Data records
•••
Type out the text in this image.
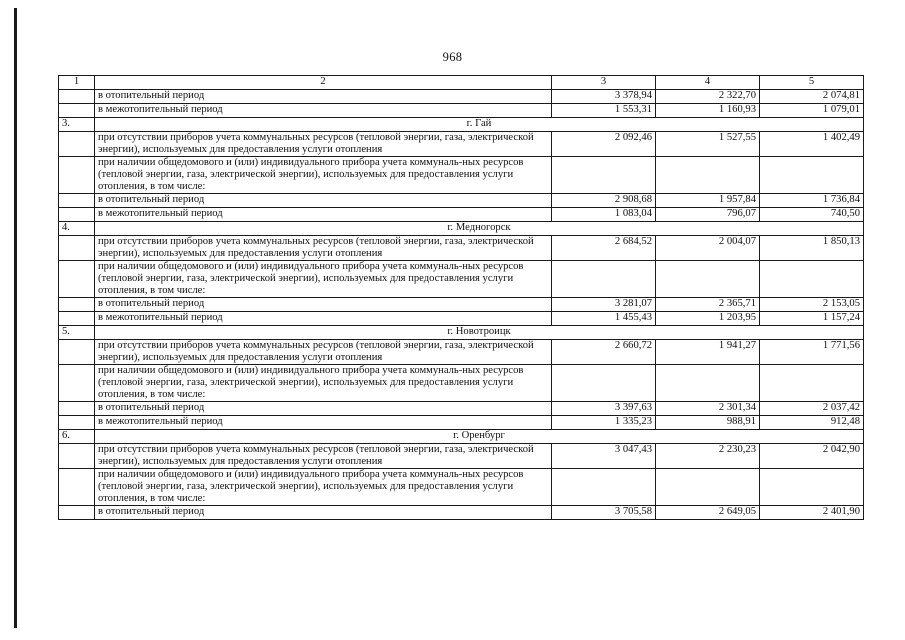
968
1	2	3	4	5
	в отопительный период	3 378,94	2 322,70	2 074,81
	в межотопительный период	1 553,31	1 160,93	1 079,01
3.	г. Гай			
	при отсутствии приборов учета коммунальных ресурсов (тепловой энергии, газа, электрической энергии), используемых для предоставления услуги отопления	2 092,46	1 527,55	1 402,49
	при наличии общедомового и (или) индивидуального прибора учета коммуналь-ных ресурсов (тепловой энергии, газа, электрической энергии), используемых для предоставления услуги отопления, в том числе:			
	в отопительный период	2 908,68	1 957,84	1 736,84
	в межотопительный период	1 083,04	796,07	740,50
4.	г. Медногорск			
	при отсутствии приборов учета коммунальных ресурсов (тепловой энергии, газа, электрической энергии), используемых для предоставления услуги отопления	2 684,52	2 004,07	1 850,13
	при наличии общедомового и (или) индивидуального прибора учета коммуналь-ных ресурсов (тепловой энергии, газа, электрической энергии), используемых для предоставления услуги отопления, в том числе:			
	в отопительный период	3 281,07	2 365,71	2 153,05
	в межотопительный период	1 455,43	1 203,95	1 157,24
5.	г. Новотроицк			
	при отсутствии приборов учета коммунальных ресурсов (тепловой энергии, газа, электрической энергии), используемых для предоставления услуги отопления	2 660,72	1 941,27	1 771,56
	при наличии общедомового и (или) индивидуального прибора учета коммуналь-ных ресурсов (тепловой энергии, газа, электрической энергии), используемых для предоставления услуги отопления, в том числе:			
	в отопительный период	3 397,63	2 301,34	2 037,42
	в межотопительный период	1 335,23	988,91	912,48
6.	г. Оренбург			
	при отсутствии приборов учета коммунальных ресурсов (тепловой энергии, газа, электрической энергии), используемых для предоставления услуги отопления	3 047,43	2 230,23	2 042,90
	при наличии общедомового и (или) индивидуального прибора учета коммуналь-ных ресурсов (тепловой энергии, газа, электрической энергии), используемых для предоставления услуги отопления, в том числе:			
	в отопительный период	3 705,58	2 649,05	2 401,90
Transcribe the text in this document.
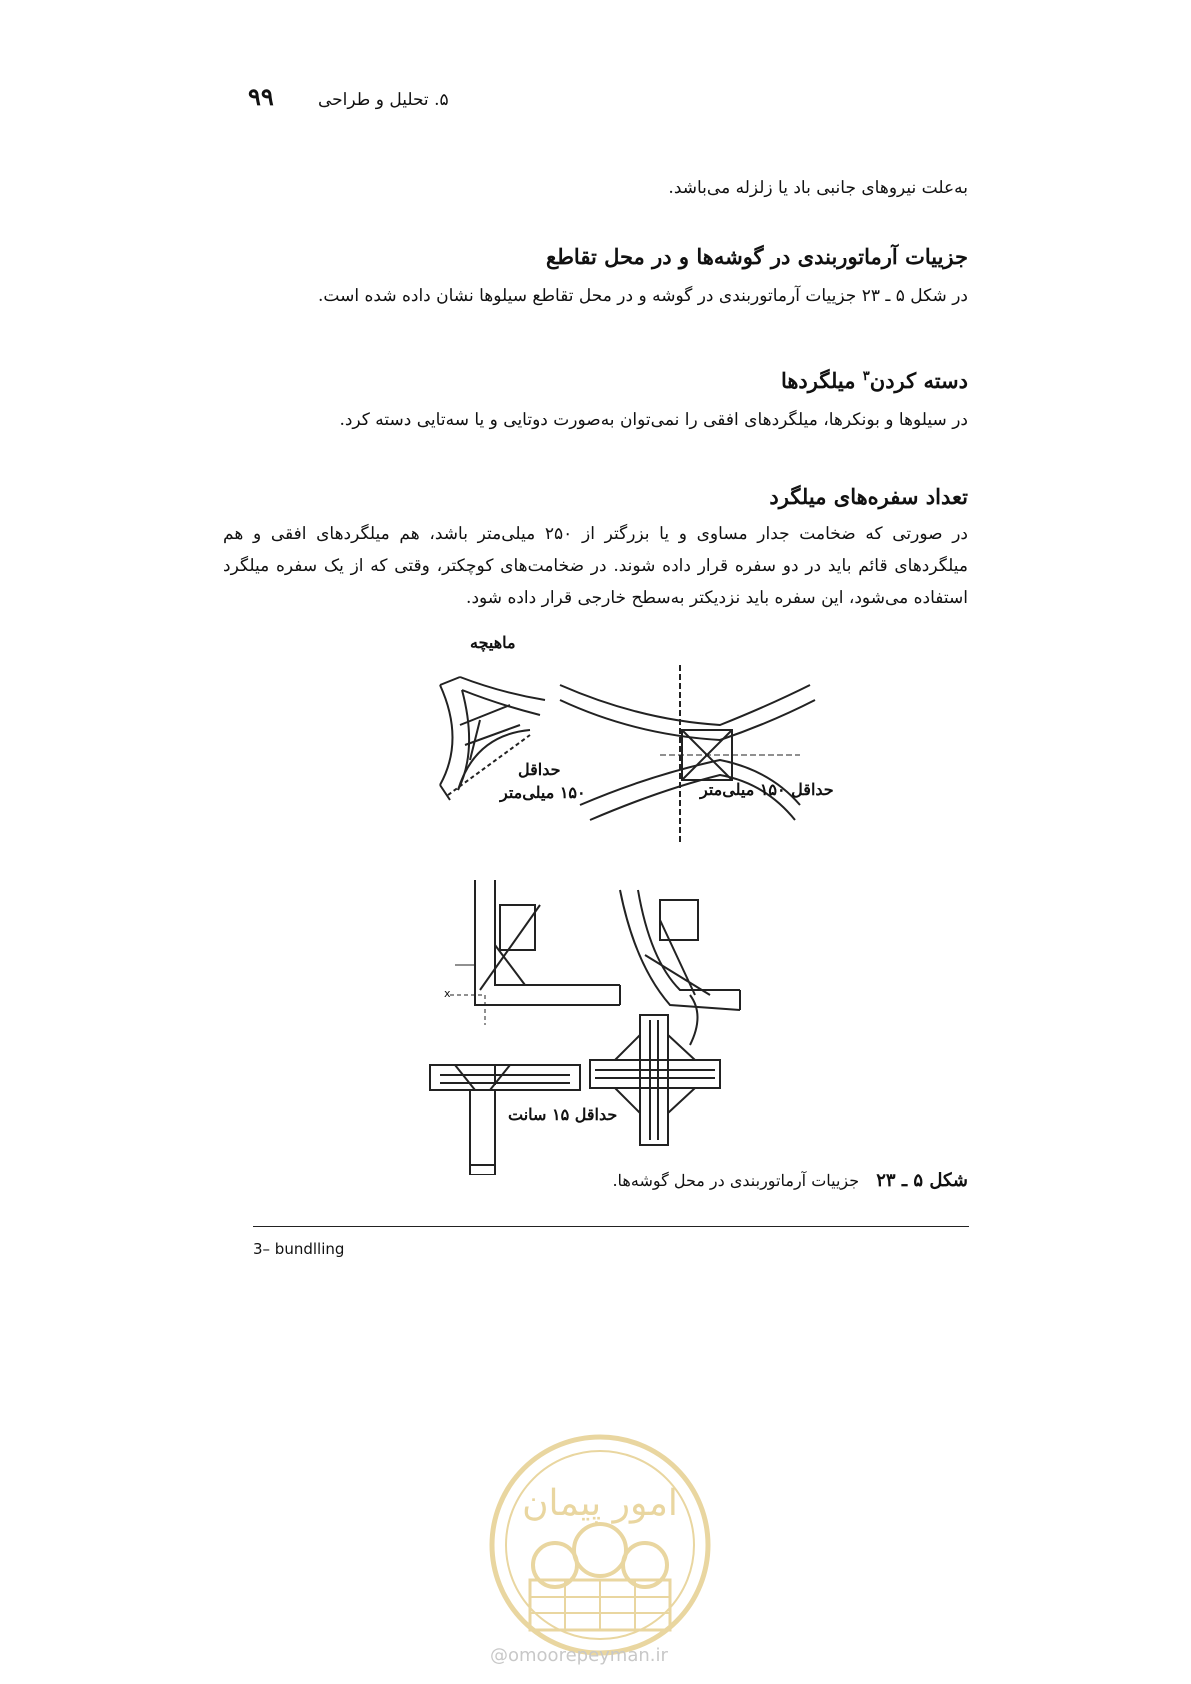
۹۹	۵. تحلیل و طراحی
به‌علت نیروهای جانبی باد یا زلزله می‌باشد.
جزییات آرماتوربندی در گوشه‌ها و در محل تقاطع
در شکل ۵ ـ ۲۳ جزییات آرماتوربندی در گوشه و در محل تقاطع سیلوها نشان داده شده است.
دسته کردن$^۳$ میلگردها
در سیلوها و بونکرها، میلگردهای افقی را نمی‌توان به‌صورت دوتایی و یا سه‌تایی دسته کرد.
تعداد سفره‌های میلگرد
در صورتی که ضخامت جدار مساوی و یا بزرگتر از ۲۵۰ میلی‌متر باشد، هم میلگردهای افقی و هم میلگردهای قائم باید در دو سفره قرار داده شوند. در ضخامت‌های کوچکتر، وقتی که از یک سفره میلگرد استفاده می‌شود، این سفره باید نزدیکتر به‌سطح خارجی قرار داده شود.
ماهیچه
حداقل
۱۵۰ میلی‌متر	حداقل ۱۵۰ میلی‌متر
حداقل ۱۵ سانت
x
شکل ۵ ـ ۲۳ جزییات آرماتوربندی در محل گوشه‌ها.
3– bundlling
امور پیمان
@omoorepeyman.ir
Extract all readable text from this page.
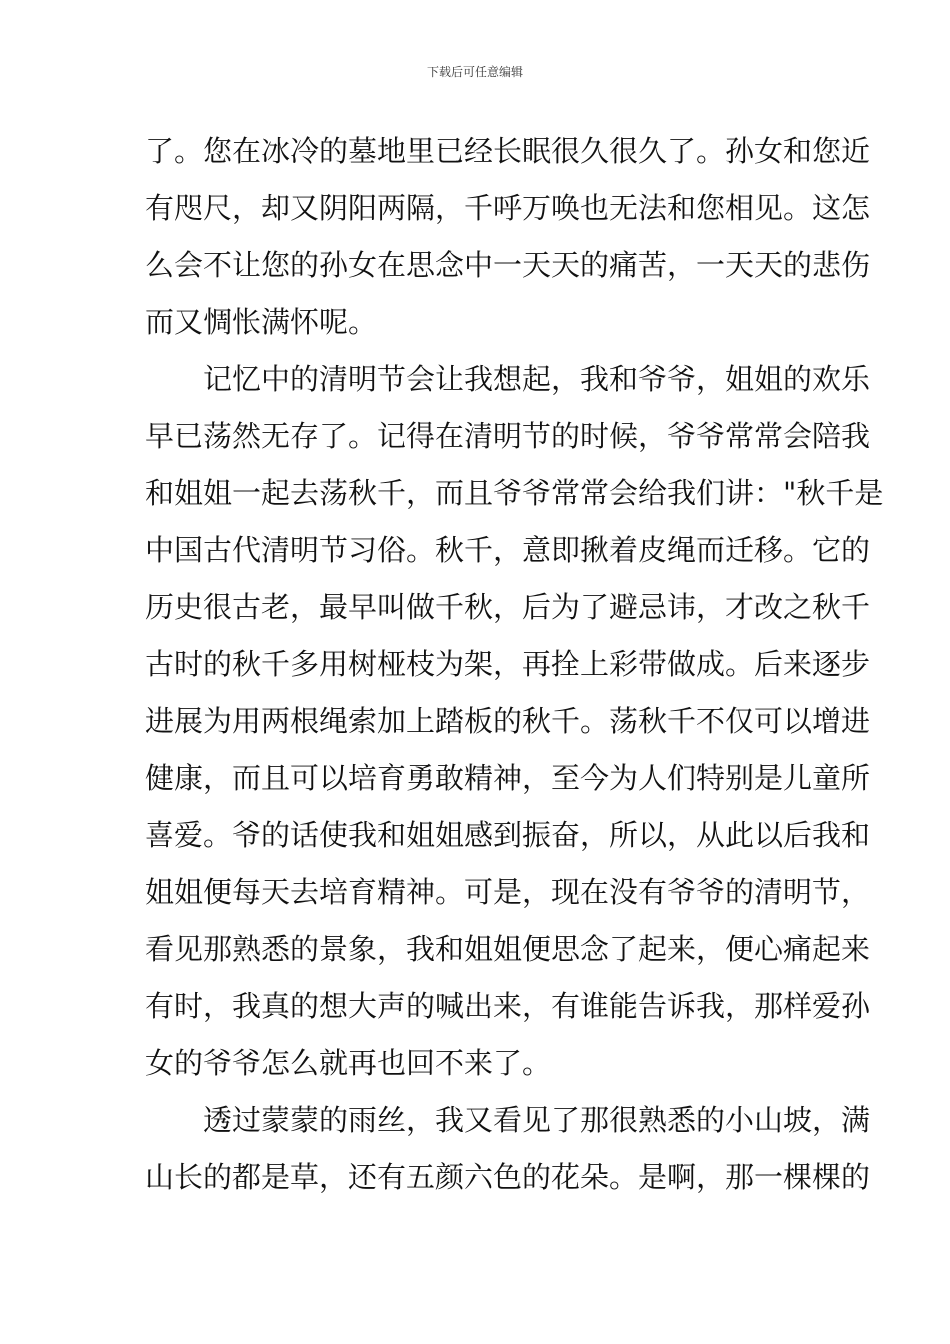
下载后可任意编辑
了。您在冰冷的墓地里已经长眠很久很久了。孙女和您近
有咫尺，却又阴阳两隔，千呼万唤也无法和您相见。这怎
么会不让您的孙女在思念中一天天的痛苦，一天天的悲伤
而又惆怅满怀呢。
记忆中的清明节会让我想起，我和爷爷，姐姐的欢乐
早已荡然无存了。记得在清明节的时候，爷爷常常会陪我
和姐姐一起去荡秋千，而且爷爷常常会给我们讲："秋千是
中国古代清明节习俗。秋千，意即揪着皮绳而迁移。它的
历史很古老，最早叫做千秋，后为了避忌讳，才改之秋千
古时的秋千多用树桠枝为架，再拴上彩带做成。后来逐步
进展为用两根绳索加上踏板的秋千。荡秋千不仅可以增进
健康，而且可以培育勇敢精神，至今为人们特别是儿童所
喜爱。爷的话使我和姐姐感到振奋，所以，从此以后我和
姐姐便每天去培育精神。可是，现在没有爷爷的清明节，
看见那熟悉的景象，我和姐姐便思念了起来，便心痛起来
有时，我真的想大声的喊出来，有谁能告诉我，那样爱孙
女的爷爷怎么就再也回不来了。
透过蒙蒙的雨丝，我又看见了那很熟悉的小山坡，满
山长的都是草，还有五颜六色的花朵。是啊，那一棵棵的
•••
## DIRECTIONS FOR THIS TASK
Copy the material exactly. Do not include the pictures.

## EXPECTED ANSWER
Type out the text in this image.
968
1	2	3	4	5
	в отопительный период	3 378,94	2 322,70	2 074,81
	в межотопительный период	1 553,31	1 160,93	1 079,01
3.	г. Гай			
	при отсутствии приборов учета коммунальных ресурсов (тепловой энергии, газа, электрической энергии), используемых для предоставления услуги отопления	2 092,46	1 527,55	1 402,49
	при наличии общедомового и (или) индивидуального прибора учета коммуналь-ных ресурсов (тепловой энергии, газа, электрической энергии), используемых для предоставления услуги отопления, в том числе:			
	в отопительный период	2 908,68	1 957,84	1 736,84
	в межотопительный период	1 083,04	796,07	740,50
4.	г. Медногорск			
	при отсутствии приборов учета коммунальных ресурсов (тепловой энергии, газа, электрической энергии), используемых для предоставления услуги отопления	2 684,52	2 004,07	1 850,13
	при наличии общедомового и (или) индивидуального прибора учета коммуналь-ных ресурсов (тепловой энергии, газа, электрической энергии), используемых для предоставления услуги отопления, в том числе:			
	в отопительный период	3 281,07	2 365,71	2 153,05
	в межотопительный период	1 455,43	1 203,95	1 157,24
5.	г. Новотроицк			
	при отсутствии приборов учета коммунальных ресурсов (тепловой энергии, газа, электрической энергии), используемых для предоставления услуги отопления	2 660,72	1 941,27	1 771,56
	при наличии общедомового и (или) индивидуального прибора учета коммуналь-ных ресурсов (тепловой энергии, газа, электрической энергии), используемых для предоставления услуги отопления, в том числе:			
	в отопительный период	3 397,63	2 301,34	2 037,42
	в межотопительный период	1 335,23	988,91	912,48
6.	г. Оренбург			
	при отсутствии приборов учета коммунальных ресурсов (тепловой энергии, газа, электрической энергии), используемых для предоставления услуги отопления	3 047,43	2 230,23	2 042,90
	при наличии общедомового и (или) индивидуального прибора учета коммуналь-ных ресурсов (тепловой энергии, газа, электрической энергии), используемых для предоставления услуги отопления, в том числе:			
	в отопительный период	3 705,58	2 649,05	2 401,90
Transcribe the text in this document.
۹۹	۵. تحلیل و طراحی
به‌علت نیروهای جانبی باد یا زلزله می‌باشد.
جزییات آرماتوربندی در گوشه‌ها و در محل تقاطع
در شکل ۵ ـ ۲۳ جزییات آرماتوربندی در گوشه و در محل تقاطع سیلوها نشان داده شده است.
دسته کردن$^۳$ میلگردها
در سیلوها و بونکرها، میلگردهای افقی را نمی‌توان به‌صورت دوتایی و یا سه‌تایی دسته کرد.
تعداد سفره‌های میلگرد
در صورتی که ضخامت جدار مساوی و یا بزرگتر از ۲۵۰ میلی‌متر باشد، هم میلگردهای افقی و هم میلگردهای قائم باید در دو سفره قرار داده شوند. در ضخامت‌های کوچکتر، وقتی که از یک سفره میلگرد استفاده می‌شود، این سفره باید نزدیکتر به‌سطح خارجی قرار داده شود.
ماهیچه
حداقل
۱۵۰ میلی‌متر	حداقل ۱۵۰ میلی‌متر
حداقل ۱۵ سانت
x
شکل ۵ ـ ۲۳ جزییات آرماتوربندی در محل گوشه‌ها.
3– bundlling
امور پیمان
@omoorepeyman.ir
Extract all readable text from this page.
下载后可任意编辑
了。您在冰冷的墓地里已经长眠很久很久了。孙女和您近
有咫尺，却又阴阳两隔，千呼万唤也无法和您相见。这怎
么会不让您的孙女在思念中一天天的痛苦，一天天的悲伤
而又惆怅满怀呢。
记忆中的清明节会让我想起，我和爷爷，姐姐的欢乐
早已荡然无存了。记得在清明节的时候，爷爷常常会陪我
和姐姐一起去荡秋千，而且爷爷常常会给我们讲："秋千是
中国古代清明节习俗。秋千，意即揪着皮绳而迁移。它的
历史很古老，最早叫做千秋，后为了避忌讳，才改之秋千
古时的秋千多用树桠枝为架，再拴上彩带做成。后来逐步
进展为用两根绳索加上踏板的秋千。荡秋千不仅可以增进
健康，而且可以培育勇敢精神，至今为人们特别是儿童所
喜爱。爷的话使我和姐姐感到振奋，所以，从此以后我和
姐姐便每天去培育精神。可是，现在没有爷爷的清明节，
看见那熟悉的景象，我和姐姐便思念了起来，便心痛起来
有时，我真的想大声的喊出来，有谁能告诉我，那样爱孙
女的爷爷怎么就再也回不来了。
透过蒙蒙的雨丝，我又看见了那很熟悉的小山坡，满
山长的都是草，还有五颜六色的花朵。是啊，那一棵棵的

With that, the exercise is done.